▶ **What is asked**:
Make an exact copy of the entries below with the pictures removed.

▶ **Record list**:
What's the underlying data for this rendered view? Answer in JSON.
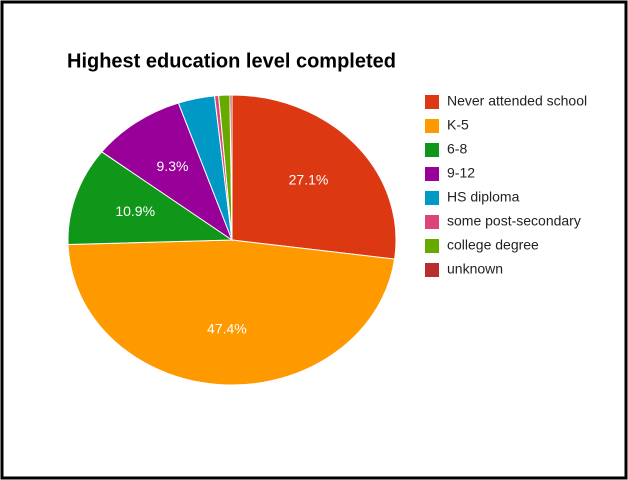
{
  "chart_data": {
    "type": "pie",
    "title": "Highest education level completed",
    "categories": [
      "Never attended school",
      "K-5",
      "6-8",
      "9-12",
      "HS diploma",
      "some post-secondary",
      "college degree",
      "unknown"
    ],
    "values": [
      27.1,
      47.4,
      10.9,
      9.3,
      3.6,
      0.4,
      1.1,
      0.2
    ],
    "value_labels": [
      "27.1%",
      "47.4%",
      "10.9%",
      "9.3%",
      null,
      null,
      null,
      null
    ],
    "colors": [
      "#dc3912",
      "#ff9900",
      "#109618",
      "#990099",
      "#0099c6",
      "#dd4477",
      "#66aa00",
      "#b82e2e"
    ],
    "legend": "right"
  }
}
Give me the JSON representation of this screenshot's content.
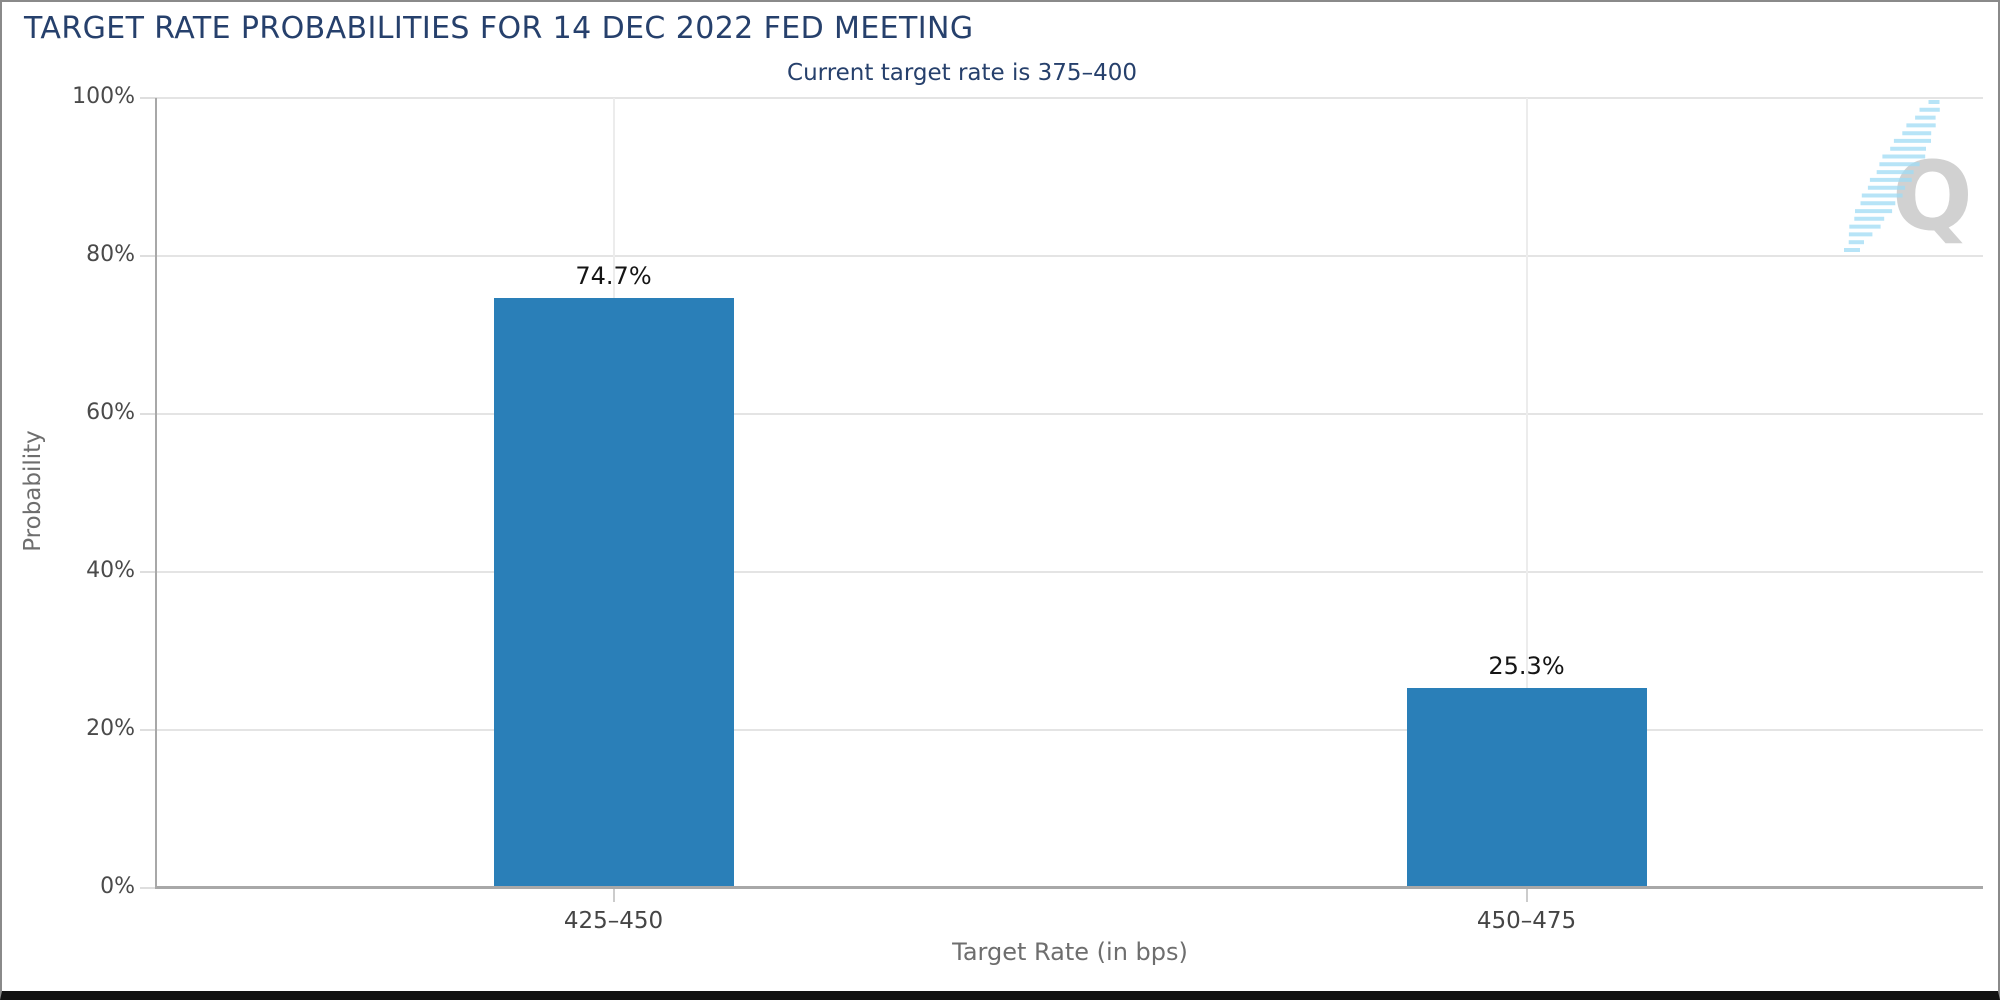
{
  "header": {
    "title": "TARGET RATE PROBABILITIES FOR 14 DEC 2022 FED MEETING",
    "subtitle": "Current target rate is 375–400"
  },
  "watermark": {
    "letter": "Q"
  },
  "colors": {
    "title_navy": "#26406C",
    "bar_blue": "#2A7FB8",
    "gridline": "#e4e4e4",
    "axis_line": "#a8a8a8",
    "tick_text": "#4a4a4a",
    "axis_title_text": "#6e6e6e",
    "value_label_text": "#151515",
    "watermark_gray": "#c9c9c9",
    "watermark_blue": "#9fdcf5"
  },
  "chart_data": {
    "type": "bar",
    "title": "TARGET RATE PROBABILITIES FOR 14 DEC 2022 FED MEETING",
    "subtitle": "Current target rate is 375–400",
    "categories": [
      "425–450",
      "450–475"
    ],
    "values": [
      74.7,
      25.3
    ],
    "value_labels": [
      "74.7%",
      "25.3%"
    ],
    "xlabel": "Target Rate (in bps)",
    "ylabel": "Probability",
    "ylim": [
      0,
      100
    ],
    "ytick_step": 20,
    "ytick_labels": [
      "0%",
      "20%",
      "40%",
      "60%",
      "80%",
      "100%"
    ],
    "grid": true,
    "legend": false,
    "bar_color": "#2A7FB8"
  }
}
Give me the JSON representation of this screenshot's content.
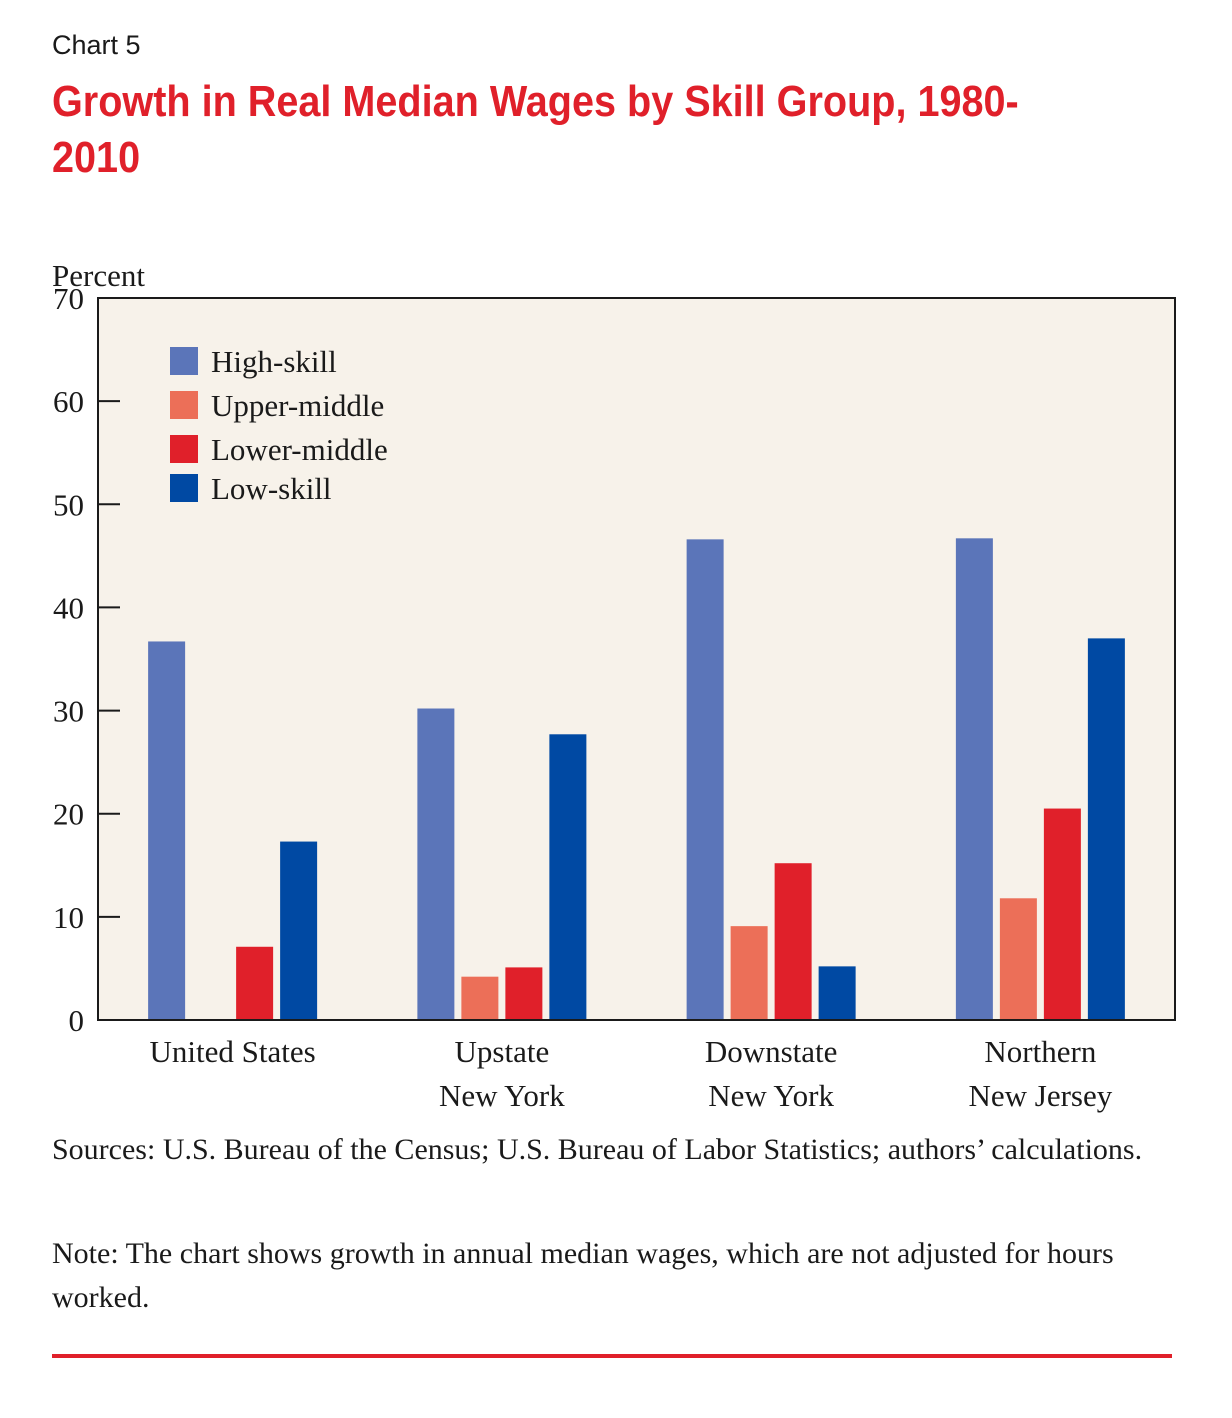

▶ **The result**:
What's the underlying data for this rendered view? Answer in JSON.
{
  "chart_data": {
    "type": "pie",
    "title": "Highest education level completed",
    "categories": [
      "Never attended school",
      "K-5",
      "6-8",
      "9-12",
      "HS diploma",
      "some post-secondary",
      "college degree",
      "unknown"
    ],
    "values": [
      27.1,
      47.4,
      10.9,
      9.3,
      3.6,
      0.4,
      1.1,
      0.2
    ],
    "value_labels": [
      "27.1%",
      "47.4%",
      "10.9%",
      "9.3%",
      null,
      null,
      null,
      null
    ],
    "colors": [
      "#dc3912",
      "#ff9900",
      "#109618",
      "#990099",
      "#0099c6",
      "#dd4477",
      "#66aa00",
      "#b82e2e"
    ],
    "legend": "right"
  }
}
Give me the JSON representation of this screenshot's content.
{
  "header": {
    "title": "TARGET RATE PROBABILITIES FOR 14 DEC 2022 FED MEETING",
    "subtitle": "Current target rate is 375–400"
  },
  "watermark": {
    "letter": "Q"
  },
  "colors": {
    "title_navy": "#26406C",
    "bar_blue": "#2A7FB8",
    "gridline": "#e4e4e4",
    "axis_line": "#a8a8a8",
    "tick_text": "#4a4a4a",
    "axis_title_text": "#6e6e6e",
    "value_label_text": "#151515",
    "watermark_gray": "#c9c9c9",
    "watermark_blue": "#9fdcf5"
  },
  "chart_data": {
    "type": "bar",
    "title": "TARGET RATE PROBABILITIES FOR 14 DEC 2022 FED MEETING",
    "subtitle": "Current target rate is 375–400",
    "categories": [
      "425–450",
      "450–475"
    ],
    "values": [
      74.7,
      25.3
    ],
    "value_labels": [
      "74.7%",
      "25.3%"
    ],
    "xlabel": "Target Rate (in bps)",
    "ylabel": "Probability",
    "ylim": [
      0,
      100
    ],
    "ytick_step": 20,
    "ytick_labels": [
      "0%",
      "20%",
      "40%",
      "60%",
      "80%",
      "100%"
    ],
    "grid": true,
    "legend": false,
    "bar_color": "#2A7FB8"
  }
}
Give me the JSON representation of this screenshot's content.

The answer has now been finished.